> _What you have to do_: Pick out each line of the records in which the word "广泛宣传发动" appears.

— START Provided entries —

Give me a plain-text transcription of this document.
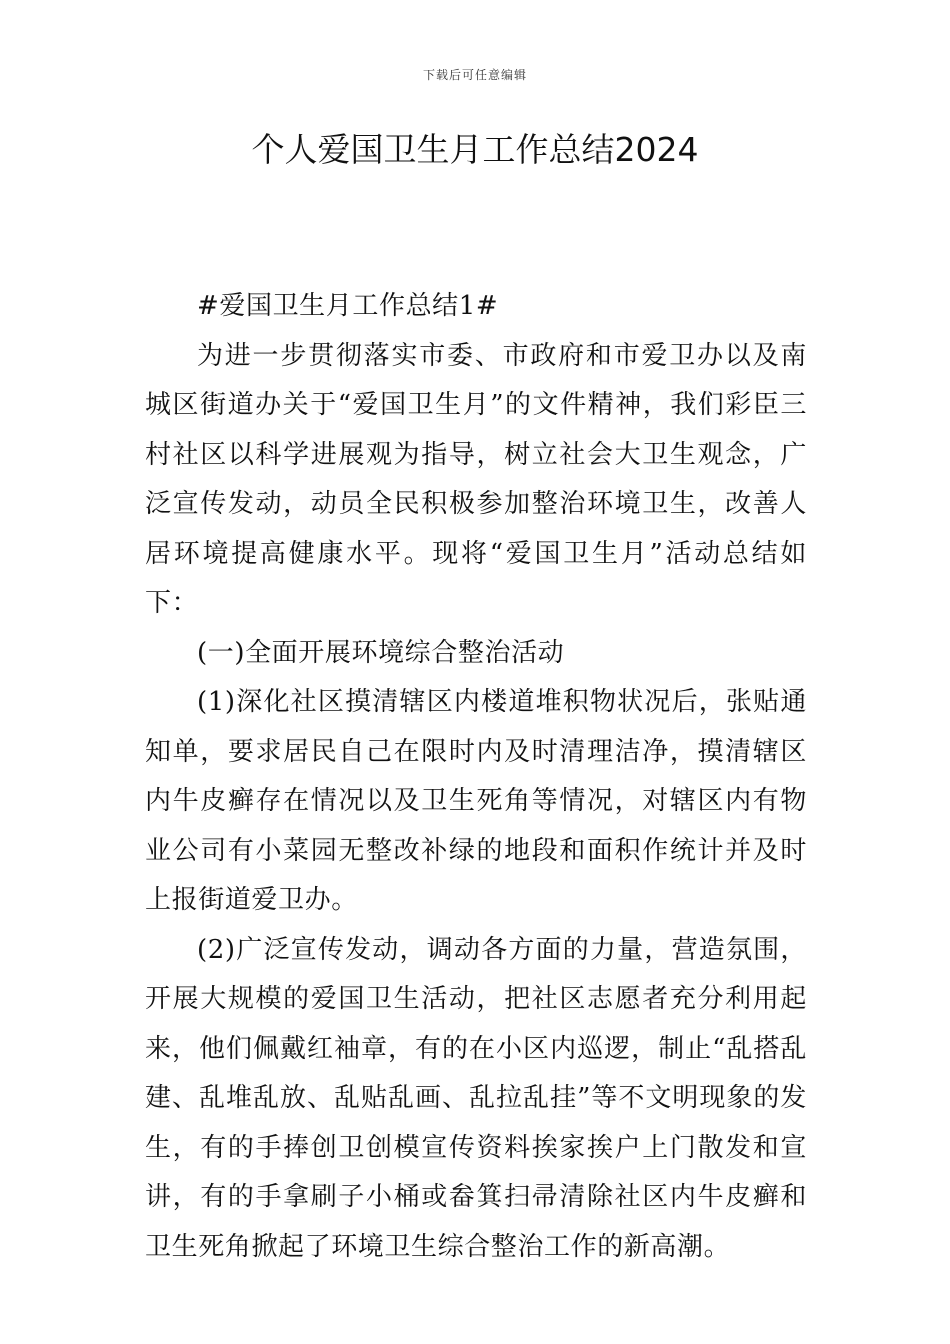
下载后可任意编辑
个人爱国卫生月工作总结2024

#爱国卫生月工作总结1#

为进一步贯彻落实市委、市政府和市爱卫办以及南城区街道办关于“爱国卫生月”的文件精神，我们彩臣三村社区以科学进展观为指导，树立社会大卫生观念，广泛宣传发动，动员全民积极参加整治环境卫生，改善人居环境提高健康水平。现将“爱国卫生月”活动总结如下：

(一)全面开展环境综合整治活动

(1)深化社区摸清辖区内楼道堆积物状况后，张贴通知单，要求居民自己在限时内及时清理洁净，摸清辖区内牛皮癣存在情况以及卫生死角等情况，对辖区内有物业公司有小菜园无整改补绿的地段和面积作统计并及时上报街道爱卫办。

(2)广泛宣传发动，调动各方面的力量，营造氛围，开展大规模的爱国卫生活动，把社区志愿者充分利用起来，他们佩戴红袖章，有的在小区内巡逻，制止“乱搭乱建、乱堆乱放、乱贴乱画、乱拉乱挂”等不文明现象的发生，有的手捧创卫创模宣传资料挨家挨户上门散发和宣讲，有的手拿刷子小桶或畚箕扫帚清除社区内牛皮癣和卫生死角掀起了环境卫生综合整治工作的新高潮。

— END Provided entries —

> _Solution for this exercise_:
为进一步贯彻落实市委、市政府和市爱卫办以及南城区街道办关于“爱国卫生月”的文件精神，我们彩臣三村社区以科学进展观为指导，树立社会大卫生观念，广泛宣传发动，动员全民积极参加整治环境卫生，改善人居环境提高健康水平。现将“爱国卫生月”活动总结如下：
(2)广泛宣传发动，调动各方面的力量，营造氛围，开展大规模的爱国卫生活动，把社区志愿者充分利用起来，他们佩戴红袖章，有的在小区内巡逻，制止“乱搭乱建、乱堆乱放、乱贴乱画、乱拉乱挂”等不文明现象的发生，有的手捧创卫创模宣传资料挨家挨户上门散发和宣讲，有的手拿刷子小桶或畚箕扫帚清除社区内牛皮癣和卫生死角掀起了环境卫生综合整治工作的新高潮。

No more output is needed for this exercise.